[Stored data entries]
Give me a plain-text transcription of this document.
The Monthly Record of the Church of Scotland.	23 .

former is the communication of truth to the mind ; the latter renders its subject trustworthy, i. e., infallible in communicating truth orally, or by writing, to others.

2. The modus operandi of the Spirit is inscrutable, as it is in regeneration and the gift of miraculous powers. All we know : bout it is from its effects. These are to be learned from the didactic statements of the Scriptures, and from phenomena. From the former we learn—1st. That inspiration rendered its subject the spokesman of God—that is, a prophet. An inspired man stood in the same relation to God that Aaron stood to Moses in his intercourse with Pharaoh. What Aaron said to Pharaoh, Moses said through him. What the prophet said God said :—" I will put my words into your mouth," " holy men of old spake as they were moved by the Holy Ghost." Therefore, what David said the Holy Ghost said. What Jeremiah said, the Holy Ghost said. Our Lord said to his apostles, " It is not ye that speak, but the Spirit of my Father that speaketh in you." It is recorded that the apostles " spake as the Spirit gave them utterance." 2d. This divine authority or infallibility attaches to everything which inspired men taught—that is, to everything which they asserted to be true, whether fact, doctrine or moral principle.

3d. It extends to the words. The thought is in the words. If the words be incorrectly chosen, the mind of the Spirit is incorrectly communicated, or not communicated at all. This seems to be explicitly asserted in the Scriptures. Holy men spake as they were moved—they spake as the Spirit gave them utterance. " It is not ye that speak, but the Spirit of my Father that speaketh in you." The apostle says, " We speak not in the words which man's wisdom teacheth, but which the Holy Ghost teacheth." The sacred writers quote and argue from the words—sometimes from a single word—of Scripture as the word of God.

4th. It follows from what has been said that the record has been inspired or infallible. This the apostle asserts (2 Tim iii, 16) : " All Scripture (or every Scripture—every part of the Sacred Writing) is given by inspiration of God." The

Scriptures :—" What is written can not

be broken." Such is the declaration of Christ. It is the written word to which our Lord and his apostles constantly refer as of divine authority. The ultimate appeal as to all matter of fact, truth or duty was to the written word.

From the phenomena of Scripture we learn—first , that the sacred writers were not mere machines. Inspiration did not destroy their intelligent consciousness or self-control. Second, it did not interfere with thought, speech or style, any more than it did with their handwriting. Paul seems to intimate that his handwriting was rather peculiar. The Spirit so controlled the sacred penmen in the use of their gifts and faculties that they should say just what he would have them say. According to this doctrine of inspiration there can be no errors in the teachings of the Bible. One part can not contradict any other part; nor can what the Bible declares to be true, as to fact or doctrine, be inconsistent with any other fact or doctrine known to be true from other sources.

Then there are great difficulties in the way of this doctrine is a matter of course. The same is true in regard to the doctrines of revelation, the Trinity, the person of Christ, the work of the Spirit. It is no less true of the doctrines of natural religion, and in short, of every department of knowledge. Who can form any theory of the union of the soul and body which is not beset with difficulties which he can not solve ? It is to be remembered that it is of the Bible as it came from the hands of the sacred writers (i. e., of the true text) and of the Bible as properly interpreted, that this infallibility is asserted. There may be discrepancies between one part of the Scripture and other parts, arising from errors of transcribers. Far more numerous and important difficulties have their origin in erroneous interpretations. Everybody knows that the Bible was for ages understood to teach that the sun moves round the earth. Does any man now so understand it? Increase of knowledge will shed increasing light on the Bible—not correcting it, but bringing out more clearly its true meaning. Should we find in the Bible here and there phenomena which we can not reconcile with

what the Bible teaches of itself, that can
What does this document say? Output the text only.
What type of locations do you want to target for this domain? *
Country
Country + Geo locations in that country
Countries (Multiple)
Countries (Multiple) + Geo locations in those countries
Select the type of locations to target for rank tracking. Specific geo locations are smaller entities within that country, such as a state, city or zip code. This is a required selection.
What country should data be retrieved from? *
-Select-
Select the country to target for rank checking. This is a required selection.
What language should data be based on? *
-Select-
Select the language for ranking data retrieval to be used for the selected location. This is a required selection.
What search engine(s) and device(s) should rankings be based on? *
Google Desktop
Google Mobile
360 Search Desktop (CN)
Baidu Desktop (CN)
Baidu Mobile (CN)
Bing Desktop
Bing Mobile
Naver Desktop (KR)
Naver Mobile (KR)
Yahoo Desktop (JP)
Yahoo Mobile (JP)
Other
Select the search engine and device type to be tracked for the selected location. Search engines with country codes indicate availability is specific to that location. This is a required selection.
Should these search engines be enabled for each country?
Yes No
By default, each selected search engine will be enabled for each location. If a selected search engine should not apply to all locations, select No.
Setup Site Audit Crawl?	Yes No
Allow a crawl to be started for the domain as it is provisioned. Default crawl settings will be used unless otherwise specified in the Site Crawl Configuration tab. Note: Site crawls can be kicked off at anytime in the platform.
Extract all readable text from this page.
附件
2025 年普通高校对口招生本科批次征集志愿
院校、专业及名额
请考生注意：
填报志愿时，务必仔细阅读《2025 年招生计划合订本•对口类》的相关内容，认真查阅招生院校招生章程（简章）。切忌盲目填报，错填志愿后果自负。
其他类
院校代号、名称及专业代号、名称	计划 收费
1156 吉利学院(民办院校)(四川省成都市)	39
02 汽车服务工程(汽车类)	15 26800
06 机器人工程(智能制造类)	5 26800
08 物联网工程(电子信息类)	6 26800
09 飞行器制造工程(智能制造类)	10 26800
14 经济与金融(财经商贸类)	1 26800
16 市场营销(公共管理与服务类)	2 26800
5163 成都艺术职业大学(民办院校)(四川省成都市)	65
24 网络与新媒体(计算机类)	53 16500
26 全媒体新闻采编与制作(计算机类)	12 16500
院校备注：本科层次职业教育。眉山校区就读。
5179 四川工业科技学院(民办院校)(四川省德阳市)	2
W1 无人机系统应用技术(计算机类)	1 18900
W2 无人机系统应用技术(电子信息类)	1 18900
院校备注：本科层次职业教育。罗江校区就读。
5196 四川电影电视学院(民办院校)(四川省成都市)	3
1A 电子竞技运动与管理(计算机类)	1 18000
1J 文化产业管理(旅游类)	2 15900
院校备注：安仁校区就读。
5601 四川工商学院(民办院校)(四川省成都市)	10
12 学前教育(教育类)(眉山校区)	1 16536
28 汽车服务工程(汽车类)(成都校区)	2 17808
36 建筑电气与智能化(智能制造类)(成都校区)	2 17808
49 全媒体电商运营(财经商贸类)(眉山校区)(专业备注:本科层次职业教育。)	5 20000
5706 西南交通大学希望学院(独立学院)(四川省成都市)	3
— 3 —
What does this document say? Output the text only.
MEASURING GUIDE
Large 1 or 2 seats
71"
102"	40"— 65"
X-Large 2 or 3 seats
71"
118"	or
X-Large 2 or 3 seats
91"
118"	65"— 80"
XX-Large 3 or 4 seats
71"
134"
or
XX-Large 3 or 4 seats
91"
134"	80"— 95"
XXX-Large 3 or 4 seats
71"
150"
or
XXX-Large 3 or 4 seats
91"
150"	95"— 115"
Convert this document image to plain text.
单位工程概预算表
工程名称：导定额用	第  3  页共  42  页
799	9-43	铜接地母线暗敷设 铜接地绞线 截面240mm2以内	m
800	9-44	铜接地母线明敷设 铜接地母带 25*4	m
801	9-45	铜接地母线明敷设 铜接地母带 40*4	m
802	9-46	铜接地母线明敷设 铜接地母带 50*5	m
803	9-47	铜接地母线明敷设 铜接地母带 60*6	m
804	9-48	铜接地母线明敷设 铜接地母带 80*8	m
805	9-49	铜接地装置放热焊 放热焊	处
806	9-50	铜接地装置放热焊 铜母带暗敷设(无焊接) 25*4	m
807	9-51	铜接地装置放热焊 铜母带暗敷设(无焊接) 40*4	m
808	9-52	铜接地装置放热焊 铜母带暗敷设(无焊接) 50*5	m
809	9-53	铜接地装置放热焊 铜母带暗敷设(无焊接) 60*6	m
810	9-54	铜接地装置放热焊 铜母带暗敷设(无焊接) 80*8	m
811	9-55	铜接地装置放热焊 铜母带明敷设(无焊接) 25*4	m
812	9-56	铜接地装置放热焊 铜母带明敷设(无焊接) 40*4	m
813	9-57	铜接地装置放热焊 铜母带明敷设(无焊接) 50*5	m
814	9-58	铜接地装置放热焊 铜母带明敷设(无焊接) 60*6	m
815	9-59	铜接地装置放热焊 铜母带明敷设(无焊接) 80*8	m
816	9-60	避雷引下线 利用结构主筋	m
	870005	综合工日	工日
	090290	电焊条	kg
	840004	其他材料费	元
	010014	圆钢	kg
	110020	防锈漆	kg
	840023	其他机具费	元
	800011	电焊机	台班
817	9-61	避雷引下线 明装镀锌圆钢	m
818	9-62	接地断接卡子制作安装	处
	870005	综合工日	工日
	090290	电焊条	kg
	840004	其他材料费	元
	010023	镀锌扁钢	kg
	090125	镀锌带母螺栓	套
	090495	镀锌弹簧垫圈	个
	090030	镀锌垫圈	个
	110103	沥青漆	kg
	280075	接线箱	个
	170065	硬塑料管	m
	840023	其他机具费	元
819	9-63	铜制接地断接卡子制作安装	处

DIRECTIVE:
Using the listing above, gather each line that holds the string "Desktop" and copy it.

RESULT:
Google Desktop
360 Search Desktop (CN)
Baidu Desktop (CN)
Bing Desktop
Naver Desktop (KR)
Yahoo Desktop (JP)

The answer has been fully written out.